Start
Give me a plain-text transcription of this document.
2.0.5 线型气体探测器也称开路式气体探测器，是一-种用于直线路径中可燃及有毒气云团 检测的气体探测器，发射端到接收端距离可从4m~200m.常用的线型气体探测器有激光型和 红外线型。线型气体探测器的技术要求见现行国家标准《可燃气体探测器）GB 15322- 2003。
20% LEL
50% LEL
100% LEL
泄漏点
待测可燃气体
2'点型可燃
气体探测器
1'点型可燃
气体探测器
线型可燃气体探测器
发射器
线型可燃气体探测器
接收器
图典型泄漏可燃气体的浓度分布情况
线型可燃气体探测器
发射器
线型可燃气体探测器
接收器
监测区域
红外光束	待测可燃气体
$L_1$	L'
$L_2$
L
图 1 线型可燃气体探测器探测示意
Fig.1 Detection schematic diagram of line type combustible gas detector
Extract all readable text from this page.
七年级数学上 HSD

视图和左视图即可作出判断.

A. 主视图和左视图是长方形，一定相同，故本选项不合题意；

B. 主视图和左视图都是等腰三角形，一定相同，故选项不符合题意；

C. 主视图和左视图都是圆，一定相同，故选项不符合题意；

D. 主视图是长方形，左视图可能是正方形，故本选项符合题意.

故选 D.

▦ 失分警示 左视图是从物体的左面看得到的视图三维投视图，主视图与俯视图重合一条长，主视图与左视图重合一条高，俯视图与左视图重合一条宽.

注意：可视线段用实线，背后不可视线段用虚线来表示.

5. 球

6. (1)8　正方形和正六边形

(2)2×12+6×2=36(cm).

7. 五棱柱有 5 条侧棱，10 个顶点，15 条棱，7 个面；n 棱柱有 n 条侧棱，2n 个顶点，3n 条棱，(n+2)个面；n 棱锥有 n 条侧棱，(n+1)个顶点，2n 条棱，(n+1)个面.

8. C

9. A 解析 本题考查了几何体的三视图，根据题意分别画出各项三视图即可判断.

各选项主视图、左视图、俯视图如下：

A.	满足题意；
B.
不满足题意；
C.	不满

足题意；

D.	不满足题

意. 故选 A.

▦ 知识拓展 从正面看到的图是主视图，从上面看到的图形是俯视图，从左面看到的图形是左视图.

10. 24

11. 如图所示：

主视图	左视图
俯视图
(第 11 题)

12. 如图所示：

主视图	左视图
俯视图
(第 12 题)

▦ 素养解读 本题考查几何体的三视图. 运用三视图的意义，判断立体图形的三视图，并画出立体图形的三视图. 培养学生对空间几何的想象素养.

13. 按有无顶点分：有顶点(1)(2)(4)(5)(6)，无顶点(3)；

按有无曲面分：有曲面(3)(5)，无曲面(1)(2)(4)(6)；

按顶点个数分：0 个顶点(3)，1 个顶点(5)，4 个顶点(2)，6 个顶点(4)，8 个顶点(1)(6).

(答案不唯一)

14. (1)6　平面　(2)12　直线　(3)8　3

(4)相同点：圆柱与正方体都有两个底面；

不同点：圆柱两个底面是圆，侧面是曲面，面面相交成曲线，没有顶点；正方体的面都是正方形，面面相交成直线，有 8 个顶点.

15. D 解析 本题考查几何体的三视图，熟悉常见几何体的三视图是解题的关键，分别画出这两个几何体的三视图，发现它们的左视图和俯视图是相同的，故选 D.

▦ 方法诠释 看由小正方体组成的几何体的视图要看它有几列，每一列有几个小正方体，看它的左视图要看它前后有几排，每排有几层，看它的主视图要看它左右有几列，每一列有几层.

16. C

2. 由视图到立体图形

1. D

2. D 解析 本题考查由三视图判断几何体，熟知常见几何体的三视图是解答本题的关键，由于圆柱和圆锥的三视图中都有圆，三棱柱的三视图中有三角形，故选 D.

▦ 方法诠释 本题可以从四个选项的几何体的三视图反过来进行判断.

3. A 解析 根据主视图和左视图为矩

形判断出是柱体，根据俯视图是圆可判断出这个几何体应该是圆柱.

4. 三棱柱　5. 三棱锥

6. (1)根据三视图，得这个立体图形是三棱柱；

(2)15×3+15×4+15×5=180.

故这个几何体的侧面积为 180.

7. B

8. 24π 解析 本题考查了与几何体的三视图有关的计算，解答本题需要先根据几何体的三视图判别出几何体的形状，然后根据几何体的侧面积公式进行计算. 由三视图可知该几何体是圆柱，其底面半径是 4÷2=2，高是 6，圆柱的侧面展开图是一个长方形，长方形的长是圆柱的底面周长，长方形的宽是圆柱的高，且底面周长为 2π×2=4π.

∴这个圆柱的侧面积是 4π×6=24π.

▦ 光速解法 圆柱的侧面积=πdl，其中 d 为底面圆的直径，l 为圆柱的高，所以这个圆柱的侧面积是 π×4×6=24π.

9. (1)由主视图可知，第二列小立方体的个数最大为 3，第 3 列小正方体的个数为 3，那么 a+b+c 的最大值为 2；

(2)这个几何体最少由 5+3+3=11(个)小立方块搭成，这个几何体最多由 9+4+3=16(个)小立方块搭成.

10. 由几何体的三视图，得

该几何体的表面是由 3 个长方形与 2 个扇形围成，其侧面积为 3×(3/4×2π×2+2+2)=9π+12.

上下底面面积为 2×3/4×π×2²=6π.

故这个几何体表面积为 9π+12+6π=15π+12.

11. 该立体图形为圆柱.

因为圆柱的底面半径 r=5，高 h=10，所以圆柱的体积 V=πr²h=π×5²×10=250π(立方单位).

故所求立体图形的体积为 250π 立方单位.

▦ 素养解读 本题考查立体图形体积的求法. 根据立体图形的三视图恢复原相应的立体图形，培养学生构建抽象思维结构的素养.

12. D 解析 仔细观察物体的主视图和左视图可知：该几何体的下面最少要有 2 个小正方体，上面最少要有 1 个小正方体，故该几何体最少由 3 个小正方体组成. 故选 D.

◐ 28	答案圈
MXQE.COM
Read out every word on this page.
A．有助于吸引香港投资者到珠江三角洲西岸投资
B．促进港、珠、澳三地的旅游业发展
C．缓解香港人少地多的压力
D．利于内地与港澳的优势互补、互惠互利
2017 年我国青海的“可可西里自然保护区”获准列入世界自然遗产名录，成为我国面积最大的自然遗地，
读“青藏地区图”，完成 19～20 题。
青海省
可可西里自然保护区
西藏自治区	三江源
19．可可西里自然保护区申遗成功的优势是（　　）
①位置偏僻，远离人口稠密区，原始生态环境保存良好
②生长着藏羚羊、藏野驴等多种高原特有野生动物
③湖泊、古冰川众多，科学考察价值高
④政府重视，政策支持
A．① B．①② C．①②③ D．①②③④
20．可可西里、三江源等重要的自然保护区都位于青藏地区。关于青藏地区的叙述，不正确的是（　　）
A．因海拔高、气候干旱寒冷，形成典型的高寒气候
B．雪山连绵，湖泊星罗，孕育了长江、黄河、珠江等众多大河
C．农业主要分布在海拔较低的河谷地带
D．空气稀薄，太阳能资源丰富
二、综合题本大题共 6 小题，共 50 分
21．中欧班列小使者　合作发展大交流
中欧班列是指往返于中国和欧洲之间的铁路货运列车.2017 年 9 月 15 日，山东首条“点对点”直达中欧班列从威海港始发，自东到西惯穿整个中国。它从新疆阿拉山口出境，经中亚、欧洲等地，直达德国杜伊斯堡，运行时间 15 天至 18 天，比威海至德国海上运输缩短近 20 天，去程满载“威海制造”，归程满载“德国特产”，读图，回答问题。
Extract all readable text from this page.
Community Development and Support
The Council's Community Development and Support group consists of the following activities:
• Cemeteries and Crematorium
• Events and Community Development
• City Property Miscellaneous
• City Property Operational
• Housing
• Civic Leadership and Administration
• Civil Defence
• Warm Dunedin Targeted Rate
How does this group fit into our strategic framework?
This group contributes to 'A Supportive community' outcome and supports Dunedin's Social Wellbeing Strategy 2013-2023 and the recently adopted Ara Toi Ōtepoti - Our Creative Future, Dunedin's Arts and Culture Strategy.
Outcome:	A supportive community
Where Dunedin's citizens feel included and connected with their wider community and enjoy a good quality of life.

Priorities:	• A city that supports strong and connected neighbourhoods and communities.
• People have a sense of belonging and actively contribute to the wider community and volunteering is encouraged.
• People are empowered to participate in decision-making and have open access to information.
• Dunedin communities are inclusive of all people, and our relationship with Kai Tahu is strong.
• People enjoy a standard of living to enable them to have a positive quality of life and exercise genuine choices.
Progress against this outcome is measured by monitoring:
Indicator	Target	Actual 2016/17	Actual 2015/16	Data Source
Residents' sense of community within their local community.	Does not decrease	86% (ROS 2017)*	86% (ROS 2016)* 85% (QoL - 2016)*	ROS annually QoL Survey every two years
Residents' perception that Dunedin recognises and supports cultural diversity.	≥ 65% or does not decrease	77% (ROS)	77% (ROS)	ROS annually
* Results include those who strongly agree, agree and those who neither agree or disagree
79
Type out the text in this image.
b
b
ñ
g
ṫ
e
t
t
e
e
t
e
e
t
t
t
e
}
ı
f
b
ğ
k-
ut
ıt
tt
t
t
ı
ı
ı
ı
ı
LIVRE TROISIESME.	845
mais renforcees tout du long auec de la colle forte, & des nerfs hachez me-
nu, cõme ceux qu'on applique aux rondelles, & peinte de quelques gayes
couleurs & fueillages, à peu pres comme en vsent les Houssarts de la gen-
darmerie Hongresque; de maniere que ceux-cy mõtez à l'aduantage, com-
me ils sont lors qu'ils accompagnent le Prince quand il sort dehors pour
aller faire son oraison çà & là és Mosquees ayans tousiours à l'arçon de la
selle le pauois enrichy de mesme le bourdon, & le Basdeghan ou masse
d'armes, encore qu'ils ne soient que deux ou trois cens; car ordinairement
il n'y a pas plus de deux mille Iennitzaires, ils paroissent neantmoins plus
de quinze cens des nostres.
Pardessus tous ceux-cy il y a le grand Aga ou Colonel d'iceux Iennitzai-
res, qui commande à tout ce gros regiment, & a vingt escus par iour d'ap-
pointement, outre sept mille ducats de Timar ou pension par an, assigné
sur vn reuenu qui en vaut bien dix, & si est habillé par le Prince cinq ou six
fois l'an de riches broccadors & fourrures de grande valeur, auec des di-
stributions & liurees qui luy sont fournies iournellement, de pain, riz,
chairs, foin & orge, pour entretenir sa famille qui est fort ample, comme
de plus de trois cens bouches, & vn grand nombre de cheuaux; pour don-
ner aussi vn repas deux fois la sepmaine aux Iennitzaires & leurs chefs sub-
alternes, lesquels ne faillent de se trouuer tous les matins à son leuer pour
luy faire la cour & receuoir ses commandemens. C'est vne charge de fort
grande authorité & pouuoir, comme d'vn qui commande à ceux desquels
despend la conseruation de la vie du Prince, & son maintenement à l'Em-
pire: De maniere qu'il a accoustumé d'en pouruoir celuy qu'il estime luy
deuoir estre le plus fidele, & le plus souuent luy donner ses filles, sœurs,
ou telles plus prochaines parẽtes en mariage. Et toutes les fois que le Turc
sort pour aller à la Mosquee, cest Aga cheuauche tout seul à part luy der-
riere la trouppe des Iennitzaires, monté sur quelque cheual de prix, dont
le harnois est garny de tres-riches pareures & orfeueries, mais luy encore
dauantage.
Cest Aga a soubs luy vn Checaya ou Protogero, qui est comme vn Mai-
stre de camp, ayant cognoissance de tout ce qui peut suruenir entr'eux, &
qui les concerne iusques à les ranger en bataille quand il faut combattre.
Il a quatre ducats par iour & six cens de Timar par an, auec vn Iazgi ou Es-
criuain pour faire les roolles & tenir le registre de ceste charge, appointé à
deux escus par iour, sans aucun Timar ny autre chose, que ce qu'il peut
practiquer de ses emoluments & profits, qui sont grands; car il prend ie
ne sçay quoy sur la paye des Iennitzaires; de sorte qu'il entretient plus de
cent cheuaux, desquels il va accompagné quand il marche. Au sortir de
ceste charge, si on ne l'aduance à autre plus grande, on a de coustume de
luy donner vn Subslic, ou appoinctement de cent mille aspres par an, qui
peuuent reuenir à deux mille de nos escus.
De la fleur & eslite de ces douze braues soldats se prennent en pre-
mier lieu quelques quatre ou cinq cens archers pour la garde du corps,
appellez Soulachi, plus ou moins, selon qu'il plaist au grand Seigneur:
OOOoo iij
End
## EXERCISE TASK
Report how many lines in these entries contain "素养解读". Answer with the number only.

## REPLY TO THE EXERCISE
2